_WHAT IS BEING ASKED_:
Skip every image and restate the data word for word.

begin SUPPLIED DATA

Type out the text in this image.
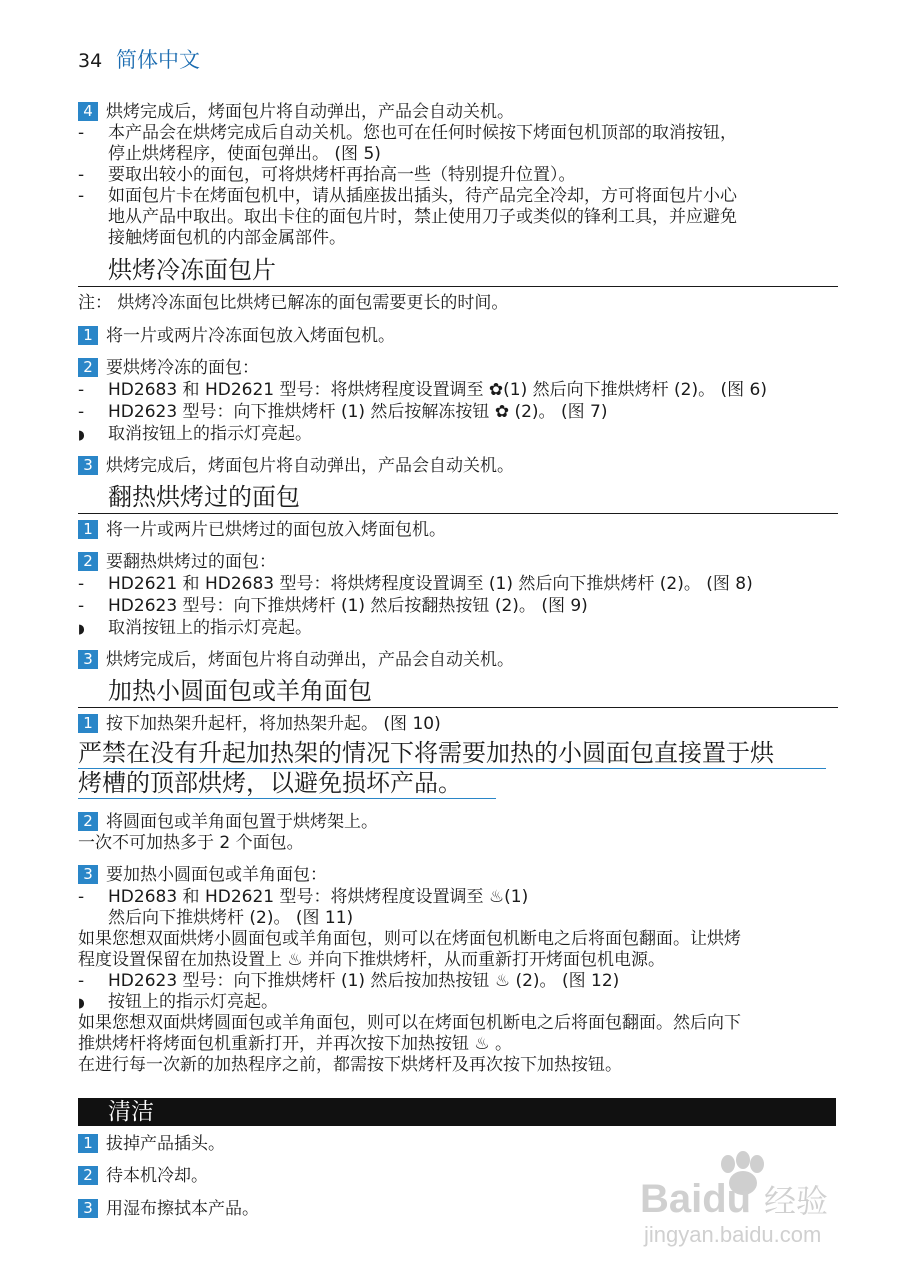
34 简体中文
4 烘烤完成后，烤面包片将自动弹出，产品会自动关机。
- 本产品会在烘烤完成后自动关机。您也可在任何时候按下烤面包机顶部的取消按钮，
停止烘烤程序，使面包弹出。 (图 5)
- 要取出较小的面包，可将烘烤杆再抬高一些（特别提升位置）。
- 如面包片卡在烤面包机中，请从插座拔出插头，待产品完全冷却，方可将面包片小心
地从产品中取出。取出卡住的面包片时，禁止使用刀子或类似的锋利工具，并应避免
接触烤面包机的内部金属部件。
烘烤冷冻面包片
注： 烘烤冷冻面包比烘烤已解冻的面包需要更长的时间。
1 将一片或两片冷冻面包放入烤面包机。
2 要烘烤冷冻的面包：
- HD2683 和 HD2621 型号：将烘烤程度设置调至 ✿(1) 然后向下推烘烤杆 (2)。 (图 6)
- HD2623 型号：向下推烘烤杆 (1) 然后按解冻按钮 ✿ (2)。 (图 7)
◗ 取消按钮上的指示灯亮起。
3 烘烤完成后，烤面包片将自动弹出，产品会自动关机。
翻热烘烤过的面包
1 将一片或两片已烘烤过的面包放入烤面包机。
2 要翻热烘烤过的面包：
- HD2621 和 HD2683 型号：将烘烤程度设置调至 (1) 然后向下推烘烤杆 (2)。 (图 8)
- HD2623 型号：向下推烘烤杆 (1) 然后按翻热按钮 (2)。 (图 9)
◗ 取消按钮上的指示灯亮起。
3 烘烤完成后，烤面包片将自动弹出，产品会自动关机。
加热小圆面包或羊角面包
1 按下加热架升起杆，将加热架升起。 (图 10)
严禁在没有升起加热架的情况下将需要加热的小圆面包直接置于烘
烤槽的顶部烘烤，以避免损坏产品。
2 将圆面包或羊角面包置于烘烤架上。
一次不可加热多于 2 个面包。
3 要加热小圆面包或羊角面包：
- HD2683 和 HD2621 型号：将烘烤程度设置调至 ♨(1)
然后向下推烘烤杆 (2)。 (图 11)
如果您想双面烘烤小圆面包或羊角面包，则可以在烤面包机断电之后将面包翻面。让烘烤
程度设置保留在加热设置上 ♨ 并向下推烘烤杆，从而重新打开烤面包机电源。
- HD2623 型号：向下推烘烤杆 (1) 然后按加热按钮 ♨ (2)。 (图 12)
◗ 按钮上的指示灯亮起。
如果您想双面烘烤圆面包或羊角面包，则可以在烤面包机断电之后将面包翻面。然后向下
推烘烤杆将烤面包机重新打开，并再次按下加热按钮 ♨ 。
在进行每一次新的加热程序之前，都需按下烘烤杆及再次按下加热按钮。
清洁
1 拔掉产品插头。
2 待本机冷却。
3 用湿布擦拭本产品。	Baidu 经验
jingyan.baidu.com
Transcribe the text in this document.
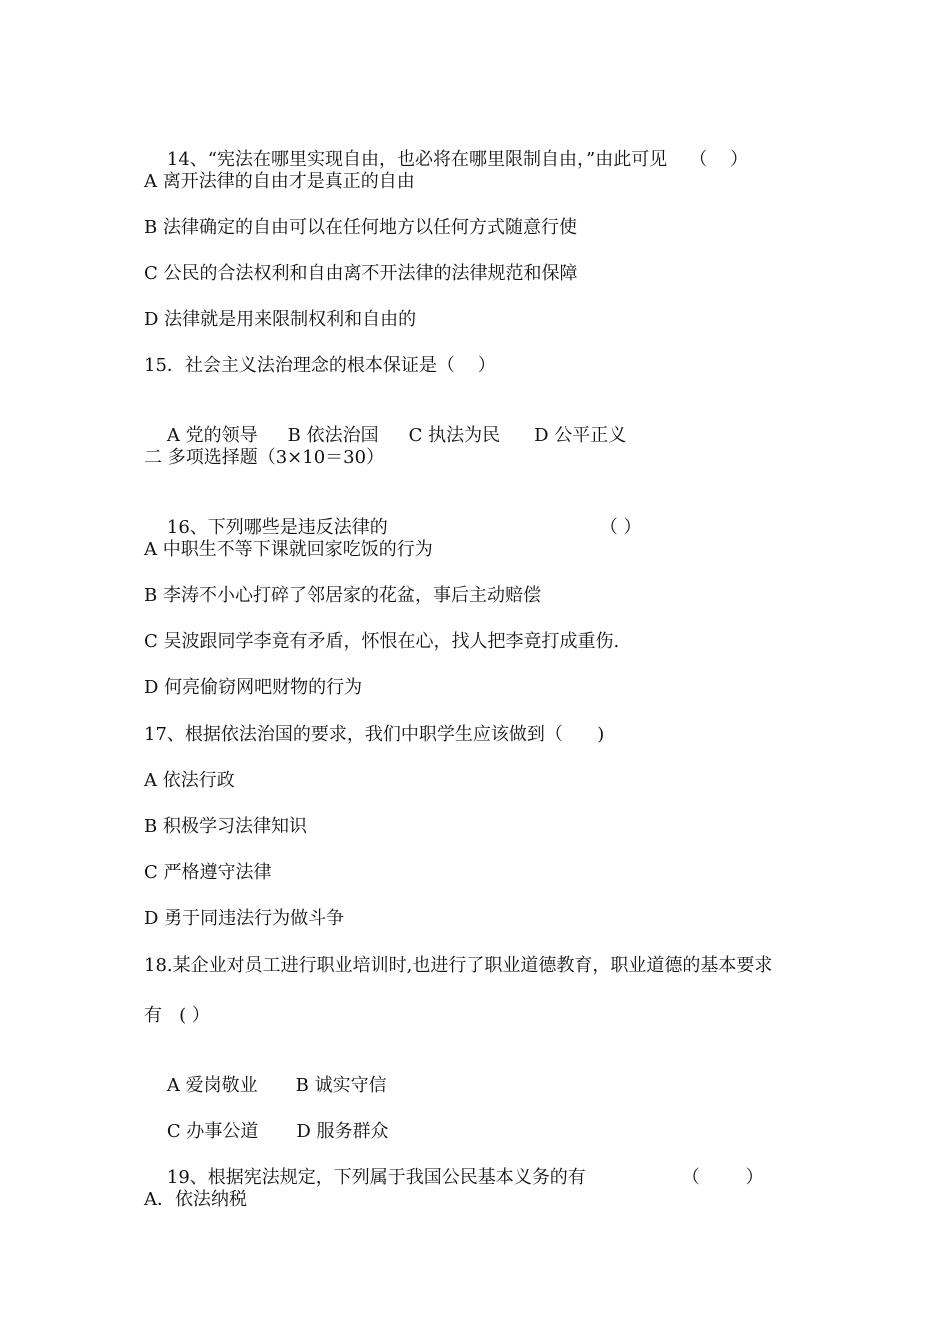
14、“宪法在哪里实现自由，也必将在哪里限制自由，”由此可见 （    ）

A 离开法律的自由才是真正的自由
B 法律确定的自由可以在任何地方以任何方式随意行使
C 公民的合法权利和自由离不开法律的法律规范和保障
D 法律就是用来限制权利和自由的
15．社会主义法治理念的根本保证是（    ）

A 党的领导 B 依法治国 C 执法为民 D 公平正义

二 多项选择题（3×10＝30）

16、下列哪些是违反法律的	（ ）

A 中职生不等下课就回家吃饭的行为
B 李涛不小心打碎了邻居家的花盆，事后主动赔偿
C 吴波跟同学李竟有矛盾，怀恨在心，找人把李竟打成重伤.
D 何亮偷窃网吧财物的行为
17、根据依法治国的要求，我们中职学生应该做到（      )
A 依法行政
B 积极学习法律知识
C 严格遵守法律
D 勇于同违法行为做斗争
18.某企业对员工进行职业培训时,也进行了职业道德教育，职业道德的基本要求
有   ( ）

A 爱岗敬业 B 诚实守信

C 办事公道 D 服务群众

19、根据宪法规定，下列属于我国公民基本义务的有	（        ）

A．依法纳税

end SUPPLIED DATA

_EXERCISE ANSWER_:
Type out the text in this image.
34 简体中文
4 烘烤完成后，烤面包片将自动弹出，产品会自动关机。
- 本产品会在烘烤完成后自动关机。您也可在任何时候按下烤面包机顶部的取消按钮，
停止烘烤程序，使面包弹出。 (图 5)
- 要取出较小的面包，可将烘烤杆再抬高一些（特别提升位置）。
- 如面包片卡在烤面包机中，请从插座拔出插头，待产品完全冷却，方可将面包片小心
地从产品中取出。取出卡住的面包片时，禁止使用刀子或类似的锋利工具，并应避免
接触烤面包机的内部金属部件。
烘烤冷冻面包片
注： 烘烤冷冻面包比烘烤已解冻的面包需要更长的时间。
1 将一片或两片冷冻面包放入烤面包机。
2 要烘烤冷冻的面包：
- HD2683 和 HD2621 型号：将烘烤程度设置调至 ✿(1) 然后向下推烘烤杆 (2)。 (图 6)
- HD2623 型号：向下推烘烤杆 (1) 然后按解冻按钮 ✿ (2)。 (图 7)
◗ 取消按钮上的指示灯亮起。
3 烘烤完成后，烤面包片将自动弹出，产品会自动关机。
翻热烘烤过的面包
1 将一片或两片已烘烤过的面包放入烤面包机。
2 要翻热烘烤过的面包：
- HD2621 和 HD2683 型号：将烘烤程度设置调至 (1) 然后向下推烘烤杆 (2)。 (图 8)
- HD2623 型号：向下推烘烤杆 (1) 然后按翻热按钮 (2)。 (图 9)
◗ 取消按钮上的指示灯亮起。
3 烘烤完成后，烤面包片将自动弹出，产品会自动关机。
加热小圆面包或羊角面包
1 按下加热架升起杆，将加热架升起。 (图 10)
严禁在没有升起加热架的情况下将需要加热的小圆面包直接置于烘
烤槽的顶部烘烤，以避免损坏产品。
2 将圆面包或羊角面包置于烘烤架上。
一次不可加热多于 2 个面包。
3 要加热小圆面包或羊角面包：
- HD2683 和 HD2621 型号：将烘烤程度设置调至 ♨(1)
然后向下推烘烤杆 (2)。 (图 11)
如果您想双面烘烤小圆面包或羊角面包，则可以在烤面包机断电之后将面包翻面。让烘烤
程度设置保留在加热设置上 ♨ 并向下推烘烤杆，从而重新打开烤面包机电源。
- HD2623 型号：向下推烘烤杆 (1) 然后按加热按钮 ♨ (2)。 (图 12)
◗ 按钮上的指示灯亮起。
如果您想双面烘烤圆面包或羊角面包，则可以在烤面包机断电之后将面包翻面。然后向下
推烘烤杆将烤面包机重新打开，并再次按下加热按钮 ♨ 。
在进行每一次新的加热程序之前，都需按下烘烤杆及再次按下加热按钮。
清洁
1 拔掉产品插头。
2 待本机冷却。
3 用湿布擦拭本产品。	Baidu 经验
jingyan.baidu.com
Transcribe the text in this document.
14、“宪法在哪里实现自由，也必将在哪里限制自由，”由此可见 （    ）

A 离开法律的自由才是真正的自由
B 法律确定的自由可以在任何地方以任何方式随意行使
C 公民的合法权利和自由离不开法律的法律规范和保障
D 法律就是用来限制权利和自由的
15．社会主义法治理念的根本保证是（    ）

A 党的领导 B 依法治国 C 执法为民 D 公平正义

二 多项选择题（3×10＝30）

16、下列哪些是违反法律的	（ ）

A 中职生不等下课就回家吃饭的行为
B 李涛不小心打碎了邻居家的花盆，事后主动赔偿
C 吴波跟同学李竟有矛盾，怀恨在心，找人把李竟打成重伤.
D 何亮偷窃网吧财物的行为
17、根据依法治国的要求，我们中职学生应该做到（      )
A 依法行政
B 积极学习法律知识
C 严格遵守法律
D 勇于同违法行为做斗争
18.某企业对员工进行职业培训时,也进行了职业道德教育，职业道德的基本要求
有   ( ）

A 爱岗敬业 B 诚实守信

C 办事公道 D 服务群众

19、根据宪法规定，下列属于我国公民基本义务的有	（        ）

A．依法纳税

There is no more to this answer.